> **STATED EXERCISE**
Every record should be repeated exactly, except that pictures are left out.

> **DATA FOR THIS EXERCISE**
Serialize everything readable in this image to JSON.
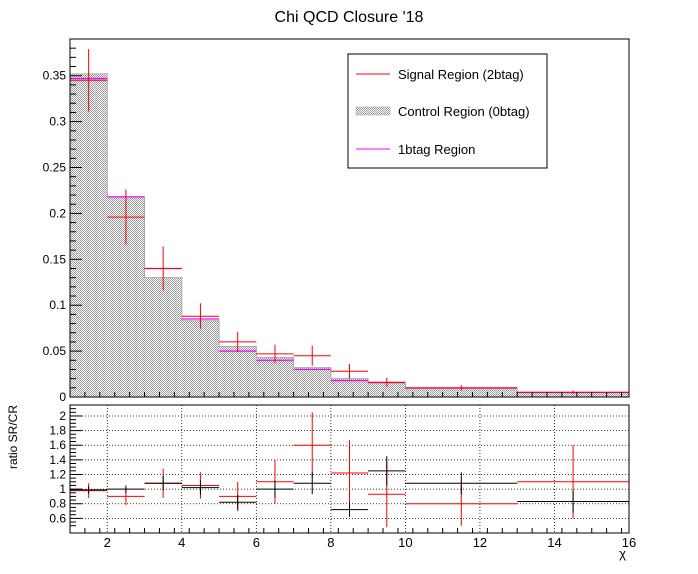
{
  "chart_data": [
    {
      "type": "histogram",
      "title": "Chi QCD Closure '18",
      "xlabel": "",
      "ylabel": "",
      "xlim": [
        1,
        16
      ],
      "ylim": [
        0,
        0.39
      ],
      "yticks": [
        0,
        0.05,
        0.1,
        0.15,
        0.2,
        0.25,
        0.3,
        0.35
      ],
      "ytick_labels": [
        "0",
        "0.05",
        "0.1",
        "0.15",
        "0.2",
        "0.25",
        "0.3",
        "0.35"
      ],
      "bin_edges": [
        1,
        2,
        3,
        4,
        5,
        6,
        7,
        8,
        9,
        10,
        13,
        16
      ],
      "series": [
        {
          "name": "Signal Region (2btag)",
          "color": "#ff0000",
          "style": "points-with-errors",
          "values": [
            0.345,
            0.196,
            0.14,
            0.088,
            0.06,
            0.047,
            0.045,
            0.028,
            0.016,
            0.01,
            0.005
          ],
          "errors": [
            0.034,
            0.03,
            0.024,
            0.014,
            0.011,
            0.01,
            0.011,
            0.008,
            0.005,
            0.003,
            0.002
          ]
        },
        {
          "name": "Control Region (0btag)",
          "color": "#888888",
          "style": "hatched-fill",
          "values": [
            0.352,
            0.218,
            0.13,
            0.083,
            0.055,
            0.043,
            0.032,
            0.02,
            0.015,
            0.009,
            0.005
          ]
        },
        {
          "name": "1btag Region",
          "color": "#ff00ff",
          "style": "step-line",
          "values": [
            0.347,
            0.218,
            0.14,
            0.085,
            0.05,
            0.04,
            0.03,
            0.018,
            0.016,
            0.01,
            0.005
          ]
        }
      ],
      "legend": "top-right",
      "grid": false
    },
    {
      "type": "ratio",
      "xlabel": "χ",
      "ylabel": "ratio SR/CR",
      "xlim": [
        1,
        16
      ],
      "ylim": [
        0.4,
        2.15
      ],
      "xticks": [
        2,
        4,
        6,
        8,
        10,
        12,
        14,
        16
      ],
      "xtick_labels": [
        "2",
        "4",
        "6",
        "8",
        "10",
        "12",
        "14",
        "16"
      ],
      "yticks": [
        0.6,
        0.8,
        1,
        1.2,
        1.4,
        1.6,
        1.8,
        2
      ],
      "ytick_labels": [
        "0.6",
        "0.8",
        "1",
        "1.2",
        "1.4",
        "1.6",
        "1.8",
        "2"
      ],
      "bin_edges": [
        1,
        2,
        3,
        4,
        5,
        6,
        7,
        8,
        9,
        10,
        13,
        16
      ],
      "series": [
        {
          "name": "",
          "color": "#ff0000",
          "values": [
            0.98,
            0.9,
            1.08,
            1.05,
            0.9,
            1.1,
            1.6,
            1.22,
            0.93,
            0.8,
            1.1
          ],
          "errors": [
            0.1,
            0.12,
            0.2,
            0.18,
            0.2,
            0.3,
            0.45,
            0.45,
            0.45,
            0.3,
            0.5
          ]
        },
        {
          "name": "",
          "color": "#000000",
          "values": [
            0.99,
            1.0,
            1.08,
            1.02,
            0.82,
            1.0,
            1.08,
            0.72,
            1.25,
            1.08,
            0.83
          ],
          "errors": [
            0.05,
            0.05,
            0.1,
            0.1,
            0.1,
            0.12,
            0.15,
            0.1,
            0.2,
            0.15,
            0.15
          ]
        }
      ],
      "grid": true
    }
  ]
}
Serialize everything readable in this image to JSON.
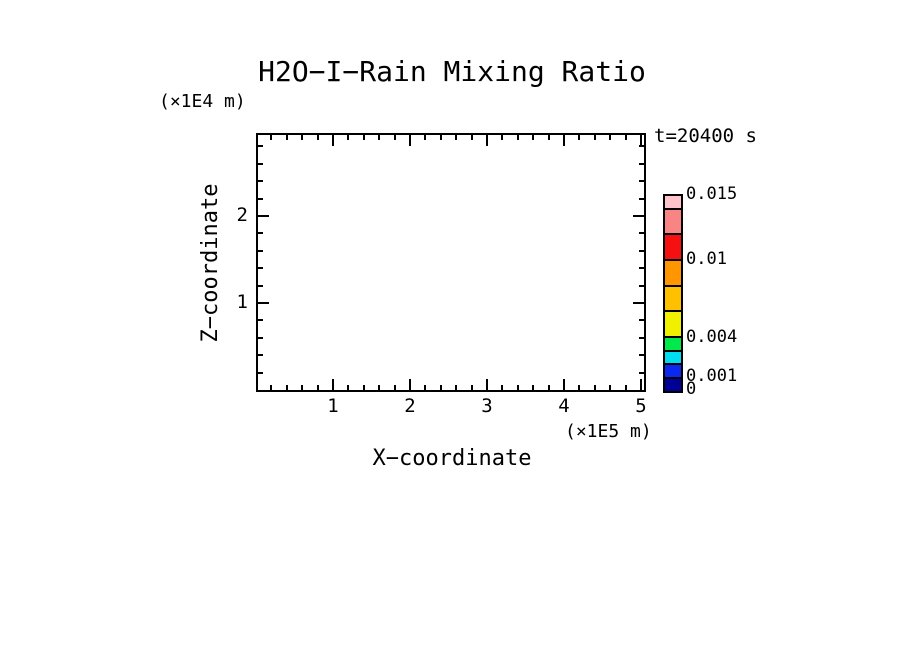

> **RESPONSE TO THE TASK**
Serialize everything readable in this image to JSON.
{
  "chart_data": [
    {
      "type": "histogram",
      "title": "Chi QCD Closure '18",
      "xlabel": "",
      "ylabel": "",
      "xlim": [
        1,
        16
      ],
      "ylim": [
        0,
        0.39
      ],
      "yticks": [
        0,
        0.05,
        0.1,
        0.15,
        0.2,
        0.25,
        0.3,
        0.35
      ],
      "ytick_labels": [
        "0",
        "0.05",
        "0.1",
        "0.15",
        "0.2",
        "0.25",
        "0.3",
        "0.35"
      ],
      "bin_edges": [
        1,
        2,
        3,
        4,
        5,
        6,
        7,
        8,
        9,
        10,
        13,
        16
      ],
      "series": [
        {
          "name": "Signal Region (2btag)",
          "color": "#ff0000",
          "style": "points-with-errors",
          "values": [
            0.345,
            0.196,
            0.14,
            0.088,
            0.06,
            0.047,
            0.045,
            0.028,
            0.016,
            0.01,
            0.005
          ],
          "errors": [
            0.034,
            0.03,
            0.024,
            0.014,
            0.011,
            0.01,
            0.011,
            0.008,
            0.005,
            0.003,
            0.002
          ]
        },
        {
          "name": "Control Region (0btag)",
          "color": "#888888",
          "style": "hatched-fill",
          "values": [
            0.352,
            0.218,
            0.13,
            0.083,
            0.055,
            0.043,
            0.032,
            0.02,
            0.015,
            0.009,
            0.005
          ]
        },
        {
          "name": "1btag Region",
          "color": "#ff00ff",
          "style": "step-line",
          "values": [
            0.347,
            0.218,
            0.14,
            0.085,
            0.05,
            0.04,
            0.03,
            0.018,
            0.016,
            0.01,
            0.005
          ]
        }
      ],
      "legend": "top-right",
      "grid": false
    },
    {
      "type": "ratio",
      "xlabel": "χ",
      "ylabel": "ratio SR/CR",
      "xlim": [
        1,
        16
      ],
      "ylim": [
        0.4,
        2.15
      ],
      "xticks": [
        2,
        4,
        6,
        8,
        10,
        12,
        14,
        16
      ],
      "xtick_labels": [
        "2",
        "4",
        "6",
        "8",
        "10",
        "12",
        "14",
        "16"
      ],
      "yticks": [
        0.6,
        0.8,
        1,
        1.2,
        1.4,
        1.6,
        1.8,
        2
      ],
      "ytick_labels": [
        "0.6",
        "0.8",
        "1",
        "1.2",
        "1.4",
        "1.6",
        "1.8",
        "2"
      ],
      "bin_edges": [
        1,
        2,
        3,
        4,
        5,
        6,
        7,
        8,
        9,
        10,
        13,
        16
      ],
      "series": [
        {
          "name": "",
          "color": "#ff0000",
          "values": [
            0.98,
            0.9,
            1.08,
            1.05,
            0.9,
            1.1,
            1.6,
            1.22,
            0.93,
            0.8,
            1.1
          ],
          "errors": [
            0.1,
            0.12,
            0.2,
            0.18,
            0.2,
            0.3,
            0.45,
            0.45,
            0.45,
            0.3,
            0.5
          ]
        },
        {
          "name": "",
          "color": "#000000",
          "values": [
            0.99,
            1.0,
            1.08,
            1.02,
            0.82,
            1.0,
            1.08,
            0.72,
            1.25,
            1.08,
            0.83
          ],
          "errors": [
            0.05,
            0.05,
            0.1,
            0.1,
            0.1,
            0.12,
            0.15,
            0.1,
            0.2,
            0.15,
            0.15
          ]
        }
      ],
      "grid": true
    }
  ]
}
Serialize everything readable in this image to JSON.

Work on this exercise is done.